SET PROBLEM ▸
Pull out every line below that contains the word "disponíveis".

________

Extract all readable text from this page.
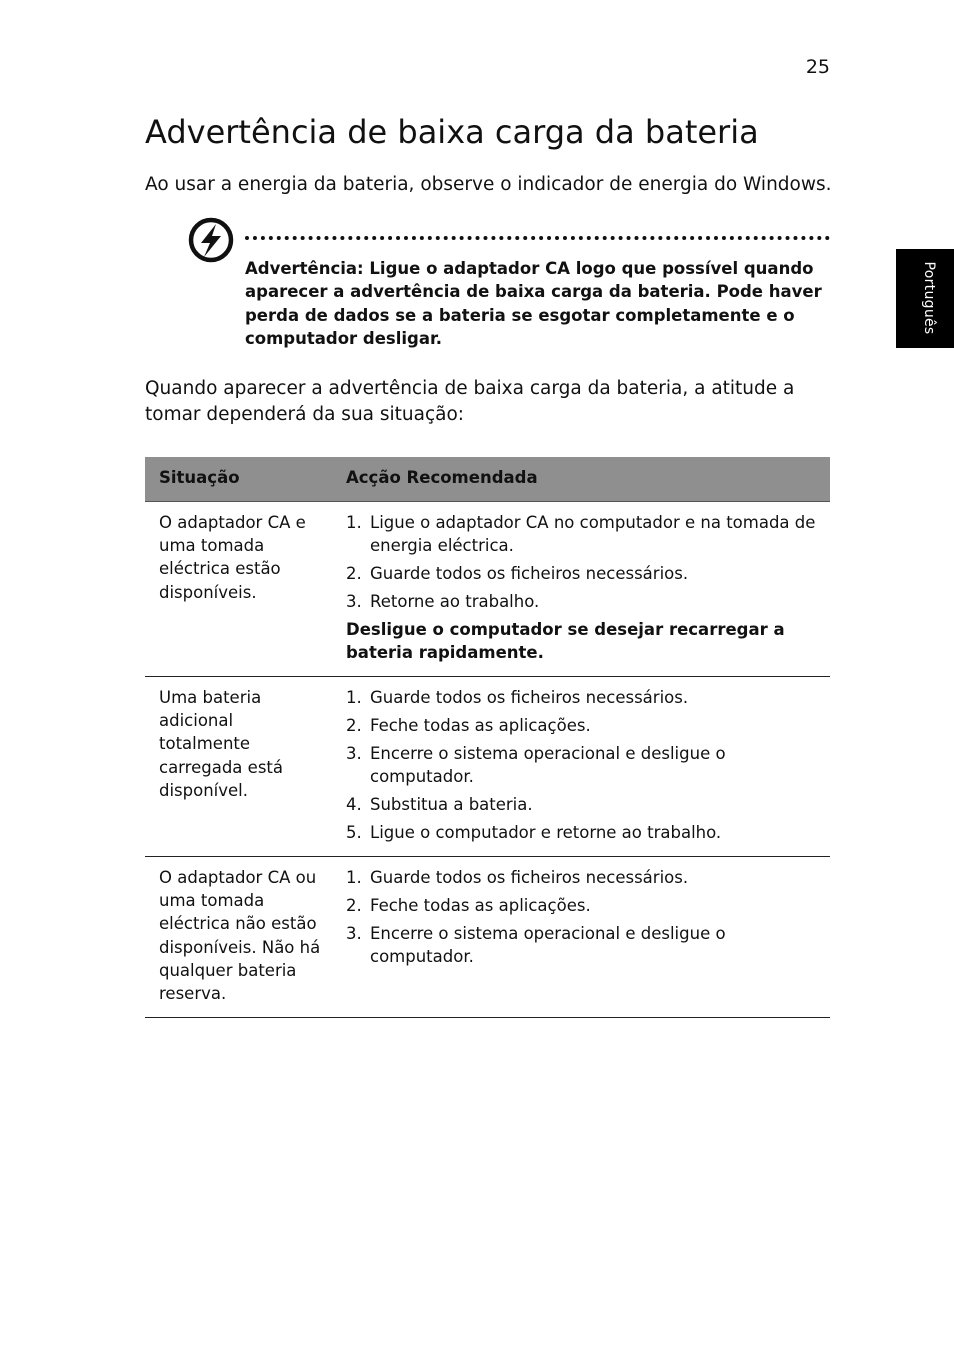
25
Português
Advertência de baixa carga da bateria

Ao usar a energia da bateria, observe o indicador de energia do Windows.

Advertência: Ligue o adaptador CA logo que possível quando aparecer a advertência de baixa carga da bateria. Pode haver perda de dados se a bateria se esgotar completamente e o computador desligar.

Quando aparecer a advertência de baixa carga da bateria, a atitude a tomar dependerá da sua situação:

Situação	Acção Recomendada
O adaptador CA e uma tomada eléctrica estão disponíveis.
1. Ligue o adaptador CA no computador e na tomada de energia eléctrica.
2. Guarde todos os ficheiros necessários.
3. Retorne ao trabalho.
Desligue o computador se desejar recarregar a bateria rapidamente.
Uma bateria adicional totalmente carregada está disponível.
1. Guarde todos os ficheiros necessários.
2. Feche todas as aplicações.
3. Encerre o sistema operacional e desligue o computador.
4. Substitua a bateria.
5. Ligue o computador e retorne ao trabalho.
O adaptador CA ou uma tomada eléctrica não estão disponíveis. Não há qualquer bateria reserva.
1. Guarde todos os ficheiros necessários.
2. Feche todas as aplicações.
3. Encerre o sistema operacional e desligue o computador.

________

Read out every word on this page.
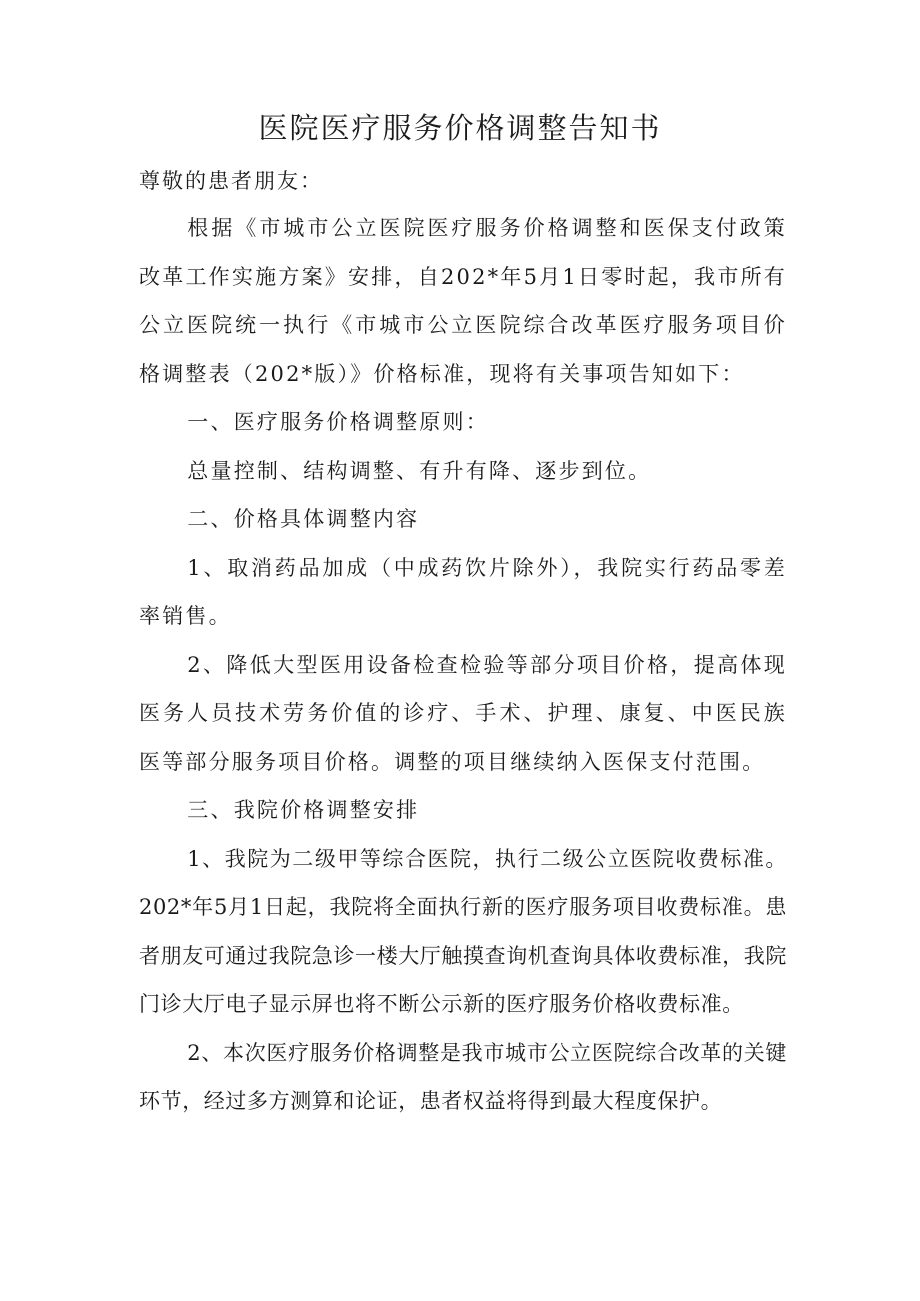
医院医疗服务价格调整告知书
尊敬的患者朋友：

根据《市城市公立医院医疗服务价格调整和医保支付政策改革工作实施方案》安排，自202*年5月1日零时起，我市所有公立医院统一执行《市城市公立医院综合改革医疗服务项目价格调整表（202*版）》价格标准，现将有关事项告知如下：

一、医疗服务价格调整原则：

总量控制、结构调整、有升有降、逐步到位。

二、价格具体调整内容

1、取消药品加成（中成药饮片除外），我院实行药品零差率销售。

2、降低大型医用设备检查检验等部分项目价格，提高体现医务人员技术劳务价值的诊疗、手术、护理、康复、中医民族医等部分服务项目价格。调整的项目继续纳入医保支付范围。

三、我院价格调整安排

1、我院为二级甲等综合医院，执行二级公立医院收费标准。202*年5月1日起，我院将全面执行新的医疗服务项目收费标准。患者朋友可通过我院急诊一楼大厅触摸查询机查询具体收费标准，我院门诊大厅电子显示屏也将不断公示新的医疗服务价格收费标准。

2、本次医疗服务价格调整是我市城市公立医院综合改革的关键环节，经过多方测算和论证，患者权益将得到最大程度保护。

________

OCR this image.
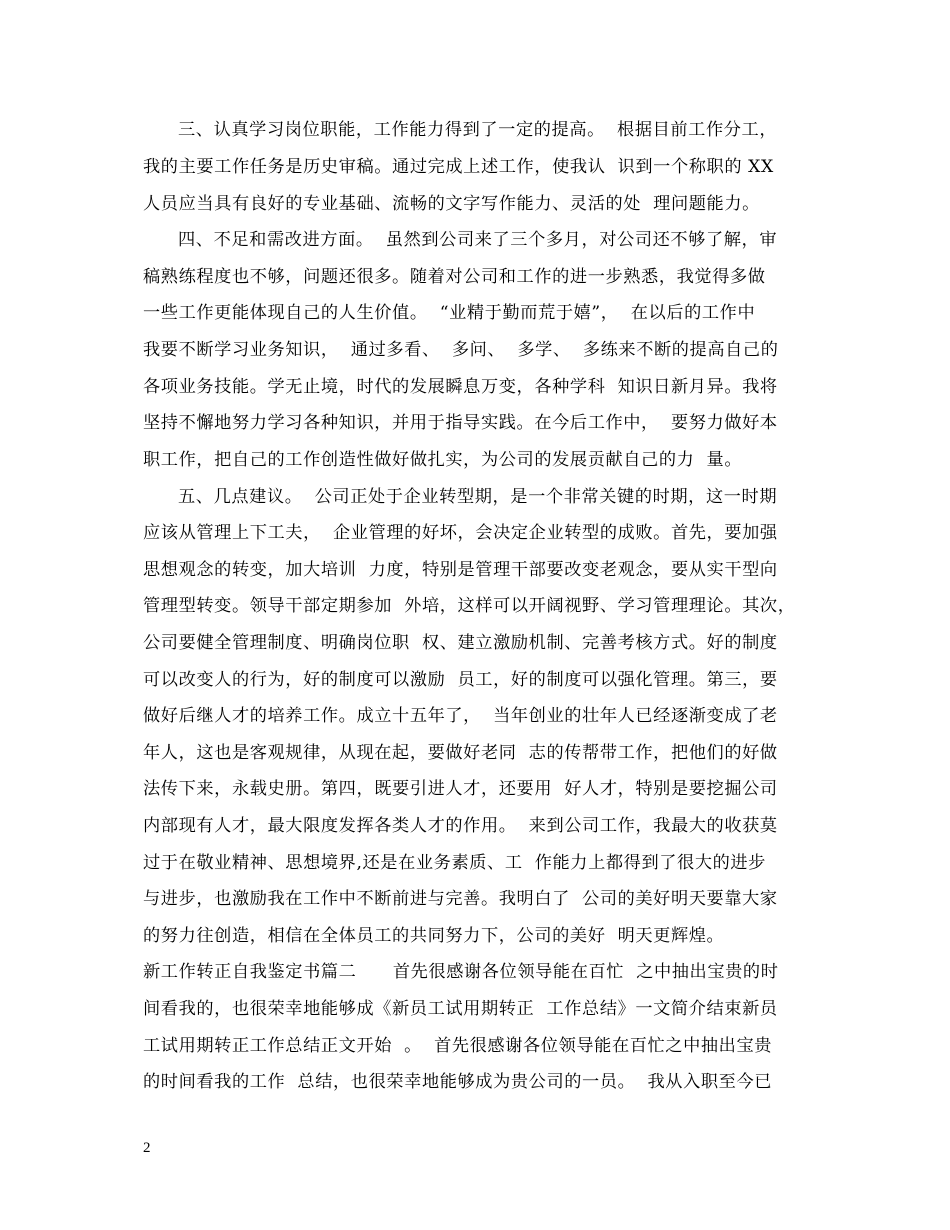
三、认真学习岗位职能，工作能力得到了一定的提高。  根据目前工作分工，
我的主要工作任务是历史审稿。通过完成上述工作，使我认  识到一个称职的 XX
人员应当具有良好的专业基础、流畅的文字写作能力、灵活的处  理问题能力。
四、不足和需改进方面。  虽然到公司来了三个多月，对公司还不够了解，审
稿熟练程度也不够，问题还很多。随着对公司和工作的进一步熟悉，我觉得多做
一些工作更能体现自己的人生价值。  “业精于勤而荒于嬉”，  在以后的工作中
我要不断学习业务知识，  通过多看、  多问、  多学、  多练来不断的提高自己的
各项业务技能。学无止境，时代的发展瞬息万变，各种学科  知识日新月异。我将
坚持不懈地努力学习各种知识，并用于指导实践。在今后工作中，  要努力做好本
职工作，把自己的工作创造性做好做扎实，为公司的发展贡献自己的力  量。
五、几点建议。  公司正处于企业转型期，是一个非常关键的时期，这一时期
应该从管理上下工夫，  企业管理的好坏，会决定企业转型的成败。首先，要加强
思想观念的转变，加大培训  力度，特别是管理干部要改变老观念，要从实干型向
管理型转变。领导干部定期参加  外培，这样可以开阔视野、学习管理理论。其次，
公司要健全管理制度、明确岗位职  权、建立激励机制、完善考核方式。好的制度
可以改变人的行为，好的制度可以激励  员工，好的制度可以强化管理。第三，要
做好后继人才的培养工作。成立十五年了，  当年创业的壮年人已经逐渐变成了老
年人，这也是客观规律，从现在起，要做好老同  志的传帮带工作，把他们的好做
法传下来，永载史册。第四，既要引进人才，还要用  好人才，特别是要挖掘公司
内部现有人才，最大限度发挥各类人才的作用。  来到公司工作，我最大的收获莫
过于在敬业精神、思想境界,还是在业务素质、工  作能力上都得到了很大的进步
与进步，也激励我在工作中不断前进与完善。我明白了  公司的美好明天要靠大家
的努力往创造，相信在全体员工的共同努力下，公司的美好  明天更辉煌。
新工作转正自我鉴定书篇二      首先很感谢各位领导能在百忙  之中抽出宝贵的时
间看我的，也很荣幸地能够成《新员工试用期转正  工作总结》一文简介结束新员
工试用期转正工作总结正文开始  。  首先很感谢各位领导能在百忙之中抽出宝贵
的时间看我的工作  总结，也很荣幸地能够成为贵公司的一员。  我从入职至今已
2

________

FINAL RESULT ▸
O adaptador CA e uma tomada eléctrica estão disponíveis.
O adaptador CA ou uma tomada eléctrica não estão disponíveis. Não há qualquer bateria reserva.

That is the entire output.